▶ _TASK BRIEF_: Could you reproduce the rows below word for word, from the first one through the line containing "- calendar-cell: 14", including both?

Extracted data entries
--------------------------------------------------
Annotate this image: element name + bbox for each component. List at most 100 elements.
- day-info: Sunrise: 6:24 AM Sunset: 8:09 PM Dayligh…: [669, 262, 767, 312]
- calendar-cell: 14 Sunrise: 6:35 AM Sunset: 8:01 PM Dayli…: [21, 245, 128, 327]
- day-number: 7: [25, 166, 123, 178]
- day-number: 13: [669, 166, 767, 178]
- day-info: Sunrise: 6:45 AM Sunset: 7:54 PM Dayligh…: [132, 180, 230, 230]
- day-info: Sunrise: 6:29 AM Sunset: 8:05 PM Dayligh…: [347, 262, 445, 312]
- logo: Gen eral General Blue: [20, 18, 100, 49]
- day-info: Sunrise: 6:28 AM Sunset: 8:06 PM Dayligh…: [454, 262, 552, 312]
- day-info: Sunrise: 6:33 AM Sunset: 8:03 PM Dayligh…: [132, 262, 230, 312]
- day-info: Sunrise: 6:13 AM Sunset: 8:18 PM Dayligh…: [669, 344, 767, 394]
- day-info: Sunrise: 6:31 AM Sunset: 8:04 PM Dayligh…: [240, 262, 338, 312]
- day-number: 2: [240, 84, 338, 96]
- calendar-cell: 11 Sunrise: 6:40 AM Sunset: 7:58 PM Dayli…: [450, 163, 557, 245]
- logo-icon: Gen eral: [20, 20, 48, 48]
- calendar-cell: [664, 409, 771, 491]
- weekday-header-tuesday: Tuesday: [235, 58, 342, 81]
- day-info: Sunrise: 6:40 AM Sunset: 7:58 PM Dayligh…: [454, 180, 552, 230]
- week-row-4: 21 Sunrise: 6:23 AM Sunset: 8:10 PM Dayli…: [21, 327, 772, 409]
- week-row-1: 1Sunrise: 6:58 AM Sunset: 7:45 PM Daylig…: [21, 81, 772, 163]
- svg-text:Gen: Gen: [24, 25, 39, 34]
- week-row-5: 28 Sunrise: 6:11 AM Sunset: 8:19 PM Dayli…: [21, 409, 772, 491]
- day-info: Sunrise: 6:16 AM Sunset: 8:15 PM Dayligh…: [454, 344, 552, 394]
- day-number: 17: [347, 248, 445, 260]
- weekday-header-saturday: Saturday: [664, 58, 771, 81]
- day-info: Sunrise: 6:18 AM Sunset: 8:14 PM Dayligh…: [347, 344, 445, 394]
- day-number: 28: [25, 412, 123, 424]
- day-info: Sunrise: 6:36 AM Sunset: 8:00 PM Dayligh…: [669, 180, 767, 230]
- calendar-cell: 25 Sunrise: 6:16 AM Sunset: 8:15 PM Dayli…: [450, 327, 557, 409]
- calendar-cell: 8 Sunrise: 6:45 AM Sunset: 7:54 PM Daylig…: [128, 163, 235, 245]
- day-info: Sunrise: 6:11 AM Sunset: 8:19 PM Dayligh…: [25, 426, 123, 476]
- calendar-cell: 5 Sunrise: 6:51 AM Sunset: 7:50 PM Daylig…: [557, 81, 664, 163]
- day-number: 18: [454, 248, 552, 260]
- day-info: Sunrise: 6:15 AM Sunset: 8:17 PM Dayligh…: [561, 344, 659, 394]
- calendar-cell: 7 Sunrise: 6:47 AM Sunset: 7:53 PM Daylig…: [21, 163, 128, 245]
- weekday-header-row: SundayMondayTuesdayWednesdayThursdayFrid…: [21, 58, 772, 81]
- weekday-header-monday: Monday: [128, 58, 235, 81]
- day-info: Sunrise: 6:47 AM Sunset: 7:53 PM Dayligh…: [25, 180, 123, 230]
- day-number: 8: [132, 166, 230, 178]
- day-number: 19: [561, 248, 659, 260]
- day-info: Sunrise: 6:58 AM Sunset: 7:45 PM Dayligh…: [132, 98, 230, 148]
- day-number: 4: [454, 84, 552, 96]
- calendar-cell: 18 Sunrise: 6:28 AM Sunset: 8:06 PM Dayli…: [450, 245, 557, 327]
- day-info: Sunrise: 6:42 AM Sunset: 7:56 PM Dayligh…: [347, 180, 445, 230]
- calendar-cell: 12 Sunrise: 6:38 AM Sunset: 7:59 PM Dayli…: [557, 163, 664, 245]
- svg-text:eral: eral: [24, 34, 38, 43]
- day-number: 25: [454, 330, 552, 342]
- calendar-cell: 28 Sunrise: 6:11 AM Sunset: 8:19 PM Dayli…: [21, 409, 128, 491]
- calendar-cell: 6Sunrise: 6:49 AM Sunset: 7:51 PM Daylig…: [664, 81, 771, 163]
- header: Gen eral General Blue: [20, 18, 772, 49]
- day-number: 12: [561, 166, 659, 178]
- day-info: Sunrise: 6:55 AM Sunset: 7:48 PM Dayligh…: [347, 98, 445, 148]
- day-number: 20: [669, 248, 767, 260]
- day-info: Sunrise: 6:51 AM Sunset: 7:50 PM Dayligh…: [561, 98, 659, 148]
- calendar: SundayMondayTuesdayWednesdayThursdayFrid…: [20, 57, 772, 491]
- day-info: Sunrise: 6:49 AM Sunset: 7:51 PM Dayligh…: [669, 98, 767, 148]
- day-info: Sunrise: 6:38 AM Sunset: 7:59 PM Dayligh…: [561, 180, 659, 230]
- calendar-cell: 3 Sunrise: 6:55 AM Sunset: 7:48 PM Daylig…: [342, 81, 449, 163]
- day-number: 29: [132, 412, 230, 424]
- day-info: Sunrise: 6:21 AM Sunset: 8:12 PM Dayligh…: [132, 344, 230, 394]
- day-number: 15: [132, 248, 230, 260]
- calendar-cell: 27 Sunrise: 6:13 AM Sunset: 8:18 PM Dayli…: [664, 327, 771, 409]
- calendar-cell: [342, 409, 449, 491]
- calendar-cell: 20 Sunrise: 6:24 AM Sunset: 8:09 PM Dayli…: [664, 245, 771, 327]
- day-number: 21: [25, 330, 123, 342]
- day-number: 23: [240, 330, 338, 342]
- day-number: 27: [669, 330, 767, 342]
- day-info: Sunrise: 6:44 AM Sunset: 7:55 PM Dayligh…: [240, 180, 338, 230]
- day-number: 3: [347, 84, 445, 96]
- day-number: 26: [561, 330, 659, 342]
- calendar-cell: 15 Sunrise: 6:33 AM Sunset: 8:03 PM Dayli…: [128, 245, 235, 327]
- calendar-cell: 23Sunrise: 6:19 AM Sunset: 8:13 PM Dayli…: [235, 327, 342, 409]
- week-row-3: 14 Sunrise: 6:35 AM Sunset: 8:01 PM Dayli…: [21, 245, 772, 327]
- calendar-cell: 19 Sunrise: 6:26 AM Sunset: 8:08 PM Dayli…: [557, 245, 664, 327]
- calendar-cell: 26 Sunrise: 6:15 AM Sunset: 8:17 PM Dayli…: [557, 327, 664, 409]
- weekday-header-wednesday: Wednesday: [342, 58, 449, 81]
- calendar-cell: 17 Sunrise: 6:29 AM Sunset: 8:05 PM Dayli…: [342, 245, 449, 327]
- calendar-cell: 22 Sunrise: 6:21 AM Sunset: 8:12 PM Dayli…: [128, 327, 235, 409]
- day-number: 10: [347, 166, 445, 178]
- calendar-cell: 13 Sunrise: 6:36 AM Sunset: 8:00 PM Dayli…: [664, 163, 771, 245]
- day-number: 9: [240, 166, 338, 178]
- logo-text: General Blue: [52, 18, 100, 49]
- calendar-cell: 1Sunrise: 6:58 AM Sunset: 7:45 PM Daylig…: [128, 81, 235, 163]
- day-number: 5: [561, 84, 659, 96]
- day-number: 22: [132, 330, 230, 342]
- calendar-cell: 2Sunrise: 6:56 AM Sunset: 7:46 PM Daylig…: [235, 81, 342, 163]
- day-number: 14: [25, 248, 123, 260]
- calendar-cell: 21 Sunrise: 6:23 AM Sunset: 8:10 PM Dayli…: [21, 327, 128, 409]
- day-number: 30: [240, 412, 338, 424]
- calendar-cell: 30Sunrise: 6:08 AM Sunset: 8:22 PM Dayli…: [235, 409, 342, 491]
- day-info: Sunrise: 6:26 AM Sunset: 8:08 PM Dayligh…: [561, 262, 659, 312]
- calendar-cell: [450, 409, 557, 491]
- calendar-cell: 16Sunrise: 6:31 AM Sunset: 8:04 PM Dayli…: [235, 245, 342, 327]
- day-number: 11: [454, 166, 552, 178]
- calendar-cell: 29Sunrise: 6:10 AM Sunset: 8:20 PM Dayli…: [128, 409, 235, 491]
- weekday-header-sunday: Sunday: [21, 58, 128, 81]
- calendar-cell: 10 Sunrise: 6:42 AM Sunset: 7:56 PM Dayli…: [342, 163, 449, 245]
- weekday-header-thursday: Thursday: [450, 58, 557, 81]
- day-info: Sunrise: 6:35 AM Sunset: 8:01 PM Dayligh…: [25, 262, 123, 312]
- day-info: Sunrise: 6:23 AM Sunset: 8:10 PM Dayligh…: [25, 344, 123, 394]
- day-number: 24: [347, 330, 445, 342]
--------------------------------------------------
▶ _COMPLETE OUTPUT_:
Annotate this image: element name + bbox for each component. List at most 100 elements.
- day-info: Sunrise: 6:24 AM Sunset: 8:09 PM Dayligh…: [669, 262, 767, 312]
- calendar-cell: 14 Sunrise: 6:35 AM Sunset: 8:01 PM Dayli…: [21, 245, 128, 327]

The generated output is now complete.